╭─ DATA RECORDS

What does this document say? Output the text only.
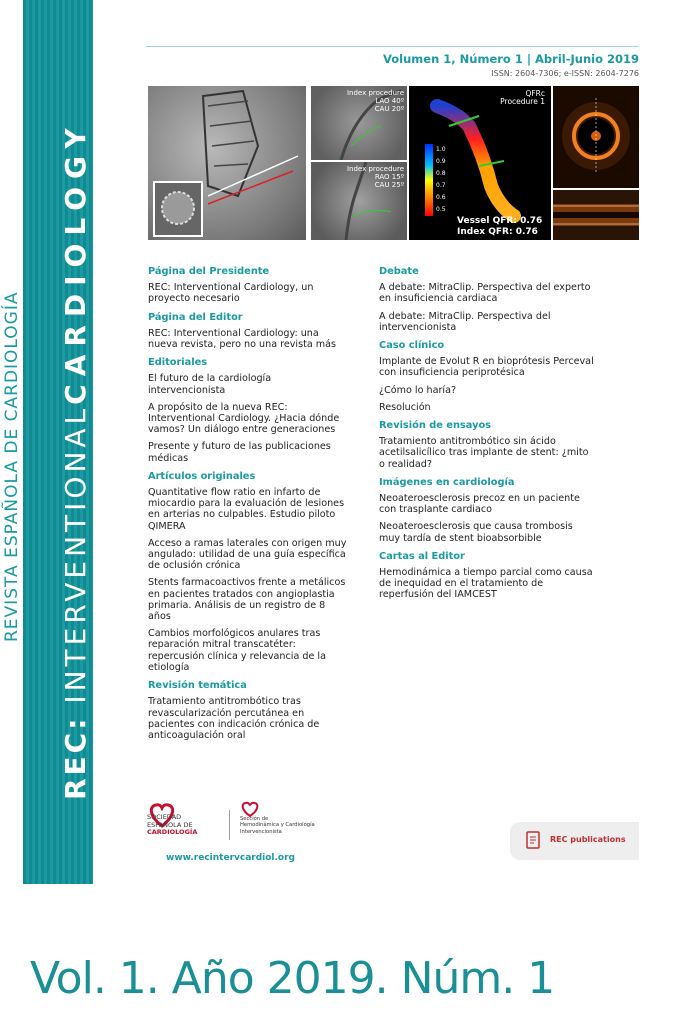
REC: INTERVENTIONALCARDIOLOGY
REVISTA ESPAÑOLA DE CARDIOLOGÍA
Volumen 1, Número 1 | Abril-Junio 2019
ISSN: 2604-7306; e-ISSN: 2604-7276
Index procedure
LAO 40º
CAU 20º
Index procedure
RAO 15º
CAU 25º
QFRc
Procedure 1
1.0
0.9
0.8
0.7
0.6
0.5
Vessel QFR: 0.76
Index QFR: 0.76
Página del Presidente
REC: Interventional Cardiology, un proyecto necesario
Página del Editor
REC: Interventional Cardiology: una nueva revista, pero no una revista más
Editoriales
El futuro de la cardiología intervencionista
A propósito de la nueva REC: Interventional Cardiology. ¿Hacia dónde vamos? Un diálogo entre generaciones
Presente y futuro de las publicaciones médicas
Artículos originales
Quantitative flow ratio en infarto de miocardio para la evaluación de lesiones en arterias no culpables. Estudio piloto QIMERA
Acceso a ramas laterales con origen muy angulado: utilidad de una guía específica de oclusión crónica
Stents farmacoactivos frente a metálicos en pacientes tratados con angioplastia primaria. Análisis de un registro de 8 años
Cambios morfológicos anulares tras reparación mitral transcatéter: repercusión clínica y relevancia de la etiología
Revisión temática
Tratamiento antitrombótico tras revascularización percutánea en pacientes con indicación crónica de anticoagulación oral
Debate
A debate: MitraClip. Perspectiva del experto en insuficiencia cardiaca
A debate: MitraClip. Perspectiva del intervencionista
Caso clínico
Implante de Evolut R en bioprótesis Perceval con insuficiencia periprotésica
¿Cómo lo haría?
Resolución
Revisión de ensayos
Tratamiento antitrombótico sin ácido acetilsalicílico tras implante de stent: ¿mito o realidad?
Imágenes en cardiología
Neoateroesclerosis precoz en un paciente con trasplante cardiaco
Neoateroesclerosis que causa trombosis muy tardía de stent bioabsorbible
Cartas al Editor
Hemodinámica a tiempo parcial como causa de inequidad en el tratamiento de reperfusión del IAMCEST
SOCIEDAD
ESPAÑOLA DE
CARDIOLOGÍA
Sección de
Hemodinámica y Cardiología
Intervencionista
www.recintervcardiol.org
REC publications
Vol. 1. Año 2019. Núm. 1
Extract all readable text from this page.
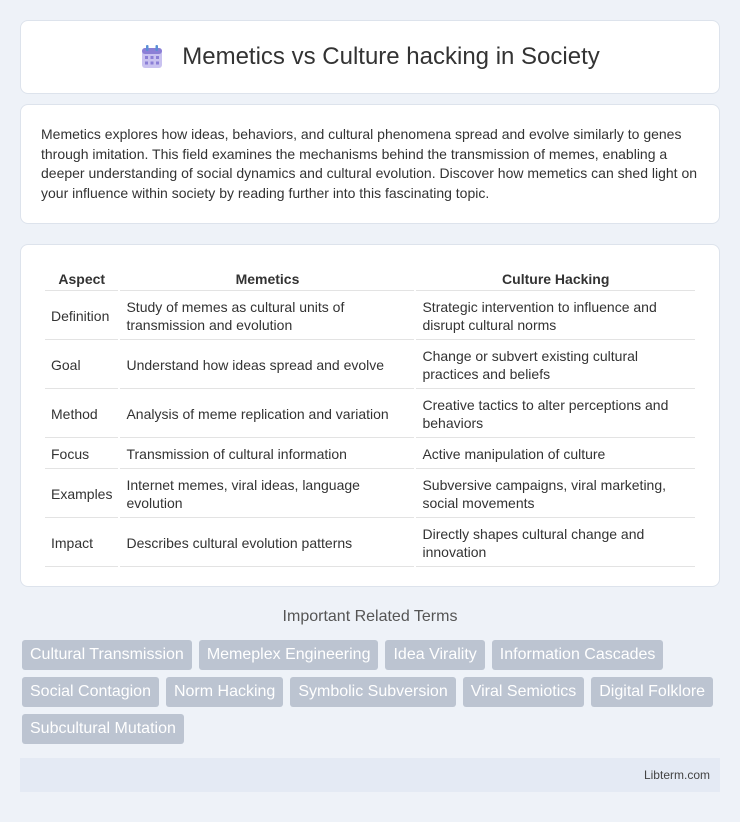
Memetics vs Culture hacking in Society

Memetics explores how ideas, behaviors, and cultural phenomena spread and evolve similarly to genes through imitation. This field examines the mechanisms behind the transmission of memes, enabling a deeper understanding of social dynamics and cultural evolution. Discover how memetics can shed light on your influence within society by reading further into this fascinating topic.

Aspect	Memetics	Culture Hacking
Definition	Study of memes as cultural units of transmission and evolution	Strategic intervention to influence and disrupt cultural norms
Goal	Understand how ideas spread and evolve	Change or subvert existing cultural practices and beliefs
Method	Analysis of meme replication and variation	Creative tactics to alter perceptions and behaviors
Focus	Transmission of cultural information	Active manipulation of culture
Examples	Internet memes, viral ideas, language evolution	Subversive campaigns, viral marketing, social movements
Impact	Describes cultural evolution patterns	Directly shapes cultural change and innovation
Important Related Terms
Cultural Transmission	Memeplex Engineering	Idea Virality	Information Cascades
Social Contagion	Norm Hacking	Symbolic Subversion	Viral Semiotics	Digital Folklore
Subcultural Mutation
Libterm.com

╰─

Reproduce every record in full. Leave out the images.

## RESPONSE TO THE EXERCISE:
What does this document say? Output the text only.
REC: INTERVENTIONALCARDIOLOGY
REVISTA ESPAÑOLA DE CARDIOLOGÍA
Volumen 1, Número 1 | Abril-Junio 2019
ISSN: 2604-7306; e-ISSN: 2604-7276
Index procedure
LAO 40º
CAU 20º
Index procedure
RAO 15º
CAU 25º
QFRc
Procedure 1
1.0
0.9
0.8
0.7
0.6
0.5
Vessel QFR: 0.76
Index QFR: 0.76
Página del Presidente
REC: Interventional Cardiology, un proyecto necesario
Página del Editor
REC: Interventional Cardiology: una nueva revista, pero no una revista más
Editoriales
El futuro de la cardiología intervencionista
A propósito de la nueva REC: Interventional Cardiology. ¿Hacia dónde vamos? Un diálogo entre generaciones
Presente y futuro de las publicaciones médicas
Artículos originales
Quantitative flow ratio en infarto de miocardio para la evaluación de lesiones en arterias no culpables. Estudio piloto QIMERA
Acceso a ramas laterales con origen muy angulado: utilidad de una guía específica de oclusión crónica
Stents farmacoactivos frente a metálicos en pacientes tratados con angioplastia primaria. Análisis de un registro de 8 años
Cambios morfológicos anulares tras reparación mitral transcatéter: repercusión clínica y relevancia de la etiología
Revisión temática
Tratamiento antitrombótico tras revascularización percutánea en pacientes con indicación crónica de anticoagulación oral
Debate
A debate: MitraClip. Perspectiva del experto en insuficiencia cardiaca
A debate: MitraClip. Perspectiva del intervencionista
Caso clínico
Implante de Evolut R en bioprótesis Perceval con insuficiencia periprotésica
¿Cómo lo haría?
Resolución
Revisión de ensayos
Tratamiento antitrombótico sin ácido acetilsalicílico tras implante de stent: ¿mito o realidad?
Imágenes en cardiología
Neoateroesclerosis precoz en un paciente con trasplante cardiaco
Neoateroesclerosis que causa trombosis muy tardía de stent bioabsorbible
Cartas al Editor
Hemodinámica a tiempo parcial como causa de inequidad en el tratamiento de reperfusión del IAMCEST
SOCIEDAD
ESPAÑOLA DE
CARDIOLOGÍA
Sección de
Hemodinámica y Cardiología
Intervencionista
www.recintervcardiol.org
REC publications
Vol. 1. Año 2019. Núm. 1
Extract all readable text from this page.
Memetics vs Culture hacking in Society

Memetics explores how ideas, behaviors, and cultural phenomena spread and evolve similarly to genes through imitation. This field examines the mechanisms behind the transmission of memes, enabling a deeper understanding of social dynamics and cultural evolution. Discover how memetics can shed light on your influence within society by reading further into this fascinating topic.

Aspect	Memetics	Culture Hacking
Definition	Study of memes as cultural units of transmission and evolution	Strategic intervention to influence and disrupt cultural norms
Goal	Understand how ideas spread and evolve	Change or subvert existing cultural practices and beliefs
Method	Analysis of meme replication and variation	Creative tactics to alter perceptions and behaviors
Focus	Transmission of cultural information	Active manipulation of culture
Examples	Internet memes, viral ideas, language evolution	Subversive campaigns, viral marketing, social movements
Impact	Describes cultural evolution patterns	Directly shapes cultural change and innovation
Important Related Terms
Cultural Transmission	Memeplex Engineering	Idea Virality	Information Cascades
Social Contagion	Norm Hacking	Symbolic Subversion	Viral Semiotics	Digital Folklore
Subcultural Mutation
Libterm.com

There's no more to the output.